"""

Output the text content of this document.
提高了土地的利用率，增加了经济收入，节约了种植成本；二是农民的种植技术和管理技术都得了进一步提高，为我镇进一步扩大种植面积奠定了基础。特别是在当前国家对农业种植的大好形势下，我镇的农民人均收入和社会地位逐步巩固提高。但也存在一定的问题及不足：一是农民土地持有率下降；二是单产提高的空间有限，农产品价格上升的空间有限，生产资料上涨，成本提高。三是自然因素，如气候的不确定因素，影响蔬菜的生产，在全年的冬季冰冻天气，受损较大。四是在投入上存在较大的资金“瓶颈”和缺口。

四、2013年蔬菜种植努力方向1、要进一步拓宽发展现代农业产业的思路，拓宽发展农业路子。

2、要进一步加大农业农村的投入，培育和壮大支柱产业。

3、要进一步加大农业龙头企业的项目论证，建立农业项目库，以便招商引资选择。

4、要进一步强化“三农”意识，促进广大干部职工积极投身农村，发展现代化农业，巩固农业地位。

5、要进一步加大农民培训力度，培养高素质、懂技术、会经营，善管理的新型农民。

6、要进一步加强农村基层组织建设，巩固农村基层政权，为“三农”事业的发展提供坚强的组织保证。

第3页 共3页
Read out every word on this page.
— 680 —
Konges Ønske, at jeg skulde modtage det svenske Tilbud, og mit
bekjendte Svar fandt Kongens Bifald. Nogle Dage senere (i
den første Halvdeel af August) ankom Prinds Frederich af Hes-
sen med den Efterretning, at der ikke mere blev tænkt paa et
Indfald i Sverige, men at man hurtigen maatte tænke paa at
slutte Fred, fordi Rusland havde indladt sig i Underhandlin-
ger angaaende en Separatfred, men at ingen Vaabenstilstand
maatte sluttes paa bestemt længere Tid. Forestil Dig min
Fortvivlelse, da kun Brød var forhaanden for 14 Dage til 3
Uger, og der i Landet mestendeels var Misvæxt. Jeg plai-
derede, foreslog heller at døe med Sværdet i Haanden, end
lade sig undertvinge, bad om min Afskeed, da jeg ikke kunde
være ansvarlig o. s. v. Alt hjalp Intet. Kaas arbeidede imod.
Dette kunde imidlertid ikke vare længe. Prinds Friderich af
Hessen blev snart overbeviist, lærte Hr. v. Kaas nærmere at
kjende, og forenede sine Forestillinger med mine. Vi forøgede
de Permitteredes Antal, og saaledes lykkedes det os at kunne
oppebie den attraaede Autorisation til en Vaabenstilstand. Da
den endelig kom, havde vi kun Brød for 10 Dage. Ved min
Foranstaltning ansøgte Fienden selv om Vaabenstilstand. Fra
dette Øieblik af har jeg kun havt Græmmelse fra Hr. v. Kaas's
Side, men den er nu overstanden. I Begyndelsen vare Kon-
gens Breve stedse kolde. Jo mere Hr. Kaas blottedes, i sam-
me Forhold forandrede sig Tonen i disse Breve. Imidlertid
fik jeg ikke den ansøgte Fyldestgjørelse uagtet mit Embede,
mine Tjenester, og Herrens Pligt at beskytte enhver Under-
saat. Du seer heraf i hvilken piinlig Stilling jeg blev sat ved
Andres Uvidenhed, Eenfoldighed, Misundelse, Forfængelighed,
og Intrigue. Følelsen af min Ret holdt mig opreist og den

"""

● **DIRECTIONS FOR THIS TASK**
Recopy the entries above exactly, with every line included.

● **WRITTEN ANSWER**
Output the text content of this document.
提高了土地的利用率，增加了经济收入，节约了种植成本；二是农民的种植技术和管理技术都得了进一步提高，为我镇进一步扩大种植面积奠定了基础。特别是在当前国家对农业种植的大好形势下，我镇的农民人均收入和社会地位逐步巩固提高。但也存在一定的问题及不足：一是农民土地持有率下降；二是单产提高的空间有限，农产品价格上升的空间有限，生产资料上涨，成本提高。三是自然因素，如气候的不确定因素，影响蔬菜的生产，在全年的冬季冰冻天气，受损较大。四是在投入上存在较大的资金“瓶颈”和缺口。

四、2013年蔬菜种植努力方向1、要进一步拓宽发展现代农业产业的思路，拓宽发展农业路子。

2、要进一步加大农业农村的投入，培育和壮大支柱产业。

3、要进一步加大农业龙头企业的项目论证，建立农业项目库，以便招商引资选择。

4、要进一步强化“三农”意识，促进广大干部职工积极投身农村，发展现代化农业，巩固农业地位。

5、要进一步加大农民培训力度，培养高素质、懂技术、会经营，善管理的新型农民。

6、要进一步加强农村基层组织建设，巩固农村基层政权，为“三农”事业的发展提供坚强的组织保证。

第3页 共3页
Read out every word on this page.
— 680 —
Konges Ønske, at jeg skulde modtage det svenske Tilbud, og mit
bekjendte Svar fandt Kongens Bifald. Nogle Dage senere (i
den første Halvdeel af August) ankom Prinds Frederich af Hes-
sen med den Efterretning, at der ikke mere blev tænkt paa et
Indfald i Sverige, men at man hurtigen maatte tænke paa at
slutte Fred, fordi Rusland havde indladt sig i Underhandlin-
ger angaaende en Separatfred, men at ingen Vaabenstilstand
maatte sluttes paa bestemt længere Tid. Forestil Dig min
Fortvivlelse, da kun Brød var forhaanden for 14 Dage til 3
Uger, og der i Landet mestendeels var Misvæxt. Jeg plai-
derede, foreslog heller at døe med Sværdet i Haanden, end
lade sig undertvinge, bad om min Afskeed, da jeg ikke kunde
være ansvarlig o. s. v. Alt hjalp Intet. Kaas arbeidede imod.
Dette kunde imidlertid ikke vare længe. Prinds Friderich af
Hessen blev snart overbeviist, lærte Hr. v. Kaas nærmere at
kjende, og forenede sine Forestillinger med mine. Vi forøgede
de Permitteredes Antal, og saaledes lykkedes det os at kunne
oppebie den attraaede Autorisation til en Vaabenstilstand. Da
den endelig kom, havde vi kun Brød for 10 Dage. Ved min
Foranstaltning ansøgte Fienden selv om Vaabenstilstand. Fra
dette Øieblik af har jeg kun havt Græmmelse fra Hr. v. Kaas's
Side, men den er nu overstanden. I Begyndelsen vare Kon-
gens Breve stedse kolde. Jo mere Hr. Kaas blottedes, i sam-
me Forhold forandrede sig Tonen i disse Breve. Imidlertid
fik jeg ikke den ansøgte Fyldestgjørelse uagtet mit Embede,
mine Tjenester, og Herrens Pligt at beskytte enhver Under-
saat. Du seer heraf i hvilken piinlig Stilling jeg blev sat ved
Andres Uvidenhed, Eenfoldighed, Misundelse, Forfængelighed,
og Intrigue. Følelsen af min Ret holdt mig opreist og den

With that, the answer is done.